Every line of the material is to be quoted verbatim, minus the pictures.

(Recorded data)

□ □ □ □

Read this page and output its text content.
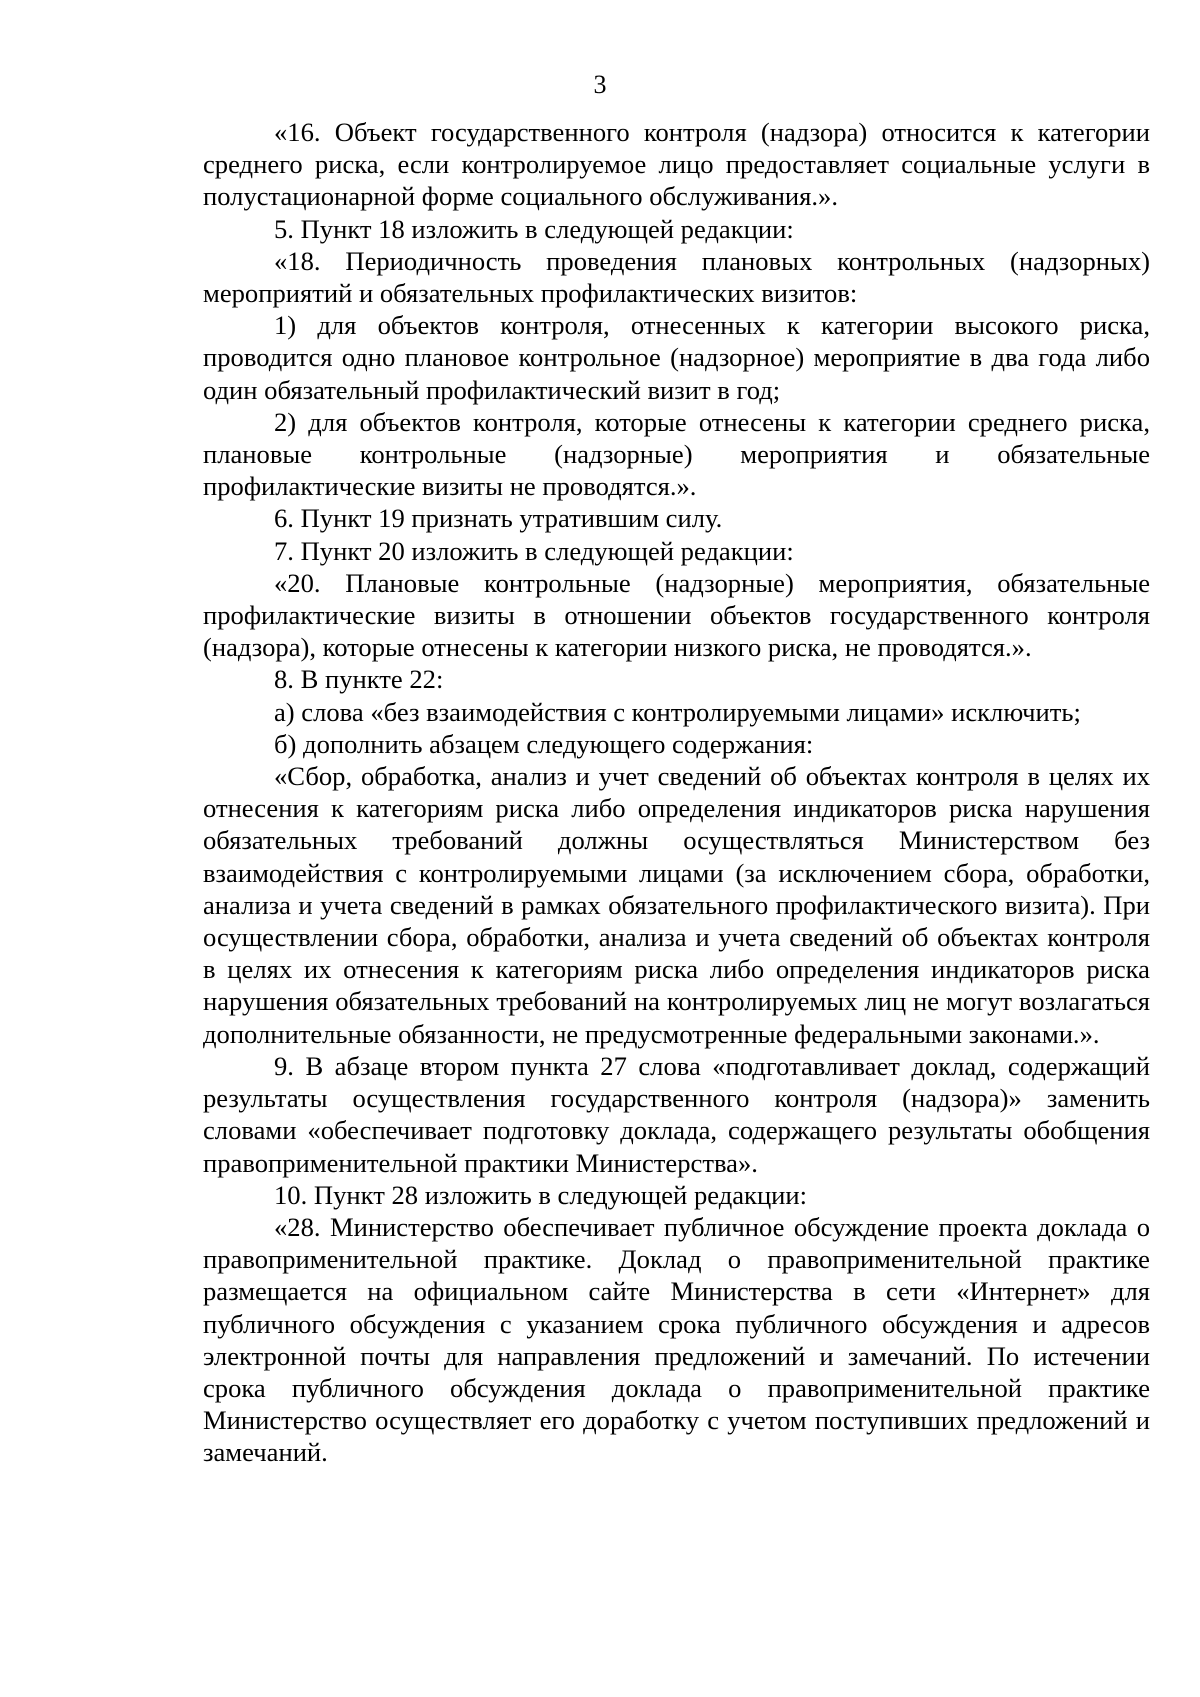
3

«16. Объект государственного контроля (надзора) относится к категории среднего риска, если контролируемое лицо предоставляет социальные услуги в полустационарной форме социального обслуживания.».

5. Пункт 18 изложить в следующей редакции:

«18. Периодичность проведения плановых контрольных (надзорных) мероприятий и обязательных профилактических визитов:

1) для объектов контроля, отнесенных к категории высокого риска, проводится одно плановое контрольное (надзорное) мероприятие в два года либо один обязательный профилактический визит в год;

2) для объектов контроля, которые отнесены к категории среднего риска, плановые контрольные (надзорные) мероприятия и обязательные профилактические визиты не проводятся.».

6. Пункт 19 признать утратившим силу.

7. Пункт 20 изложить в следующей редакции:

«20. Плановые контрольные (надзорные) мероприятия, обязательные профилактические визиты в отношении объектов государственного контроля (надзора), которые отнесены к категории низкого риска, не проводятся.».

8. В пункте 22:

а) слова «без взаимодействия с контролируемыми лицами» исключить;

б) дополнить абзацем следующего содержания:

«Сбор, обработка, анализ и учет сведений об объектах контроля в целях их отнесения к категориям риска либо определения индикаторов риска нарушения обязательных требований должны осуществляться Министерством без взаимодействия с контролируемыми лицами (за исключением сбора, обработки, анализа и учета сведений в рамках обязательного профилактического визита). При осуществлении сбора, обработки, анализа и учета сведений об объектах контроля в целях их отнесения к категориям риска либо определения индикаторов риска нарушения обязательных требований на контролируемых лиц не могут возлагаться дополнительные обязанности, не предусмотренные федеральными законами.».

9. В абзаце втором пункта 27 слова «подготавливает доклад, содержащий результаты осуществления государственного контроля (надзора)» заменить словами «обеспечивает подготовку доклада, содержащего результаты обобщения правоприменительной практики Министерства».

10. Пункт 28 изложить в следующей редакции:

«28. Министерство обеспечивает публичное обсуждение проекта доклада о правоприменительной практике. Доклад о правоприменительной практике размещается на официальном сайте Министерства в сети «Интернет» для публичного обсуждения с указанием срока публичного обсуждения и адресов электронной почты для направления предложений и замечаний. По истечении срока публичного обсуждения доклада о правоприменительной практике Министерство осуществляет его доработку с учетом поступивших предложений и замечаний.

□ □ □ □

* **COMPLETED EXERCISE**
Read this page and output its text content.
3

«16. Объект государственного контроля (надзора) относится к категории среднего риска, если контролируемое лицо предоставляет социальные услуги в полустационарной форме социального обслуживания.».

5. Пункт 18 изложить в следующей редакции:

«18. Периодичность проведения плановых контрольных (надзорных) мероприятий и обязательных профилактических визитов:

1) для объектов контроля, отнесенных к категории высокого риска, проводится одно плановое контрольное (надзорное) мероприятие в два года либо один обязательный профилактический визит в год;

2) для объектов контроля, которые отнесены к категории среднего риска, плановые контрольные (надзорные) мероприятия и обязательные профилактические визиты не проводятся.».

6. Пункт 19 признать утратившим силу.

7. Пункт 20 изложить в следующей редакции:

«20. Плановые контрольные (надзорные) мероприятия, обязательные профилактические визиты в отношении объектов государственного контроля (надзора), которые отнесены к категории низкого риска, не проводятся.».

8. В пункте 22:

а) слова «без взаимодействия с контролируемыми лицами» исключить;

б) дополнить абзацем следующего содержания:

«Сбор, обработка, анализ и учет сведений об объектах контроля в целях их отнесения к категориям риска либо определения индикаторов риска нарушения обязательных требований должны осуществляться Министерством без взаимодействия с контролируемыми лицами (за исключением сбора, обработки, анализа и учета сведений в рамках обязательного профилактического визита). При осуществлении сбора, обработки, анализа и учета сведений об объектах контроля в целях их отнесения к категориям риска либо определения индикаторов риска нарушения обязательных требований на контролируемых лиц не могут возлагаться дополнительные обязанности, не предусмотренные федеральными законами.».

9. В абзаце втором пункта 27 слова «подготавливает доклад, содержащий результаты осуществления государственного контроля (надзора)» заменить словами «обеспечивает подготовку доклада, содержащего результаты обобщения правоприменительной практики Министерства».

10. Пункт 28 изложить в следующей редакции:

«28. Министерство обеспечивает публичное обсуждение проекта доклада о правоприменительной практике. Доклад о правоприменительной практике размещается на официальном сайте Министерства в сети «Интернет» для публичного обсуждения с указанием срока публичного обсуждения и адресов электронной почты для направления предложений и замечаний. По истечении срока публичного обсуждения доклада о правоприменительной практике Министерство осуществляет его доработку с учетом поступивших предложений и замечаний.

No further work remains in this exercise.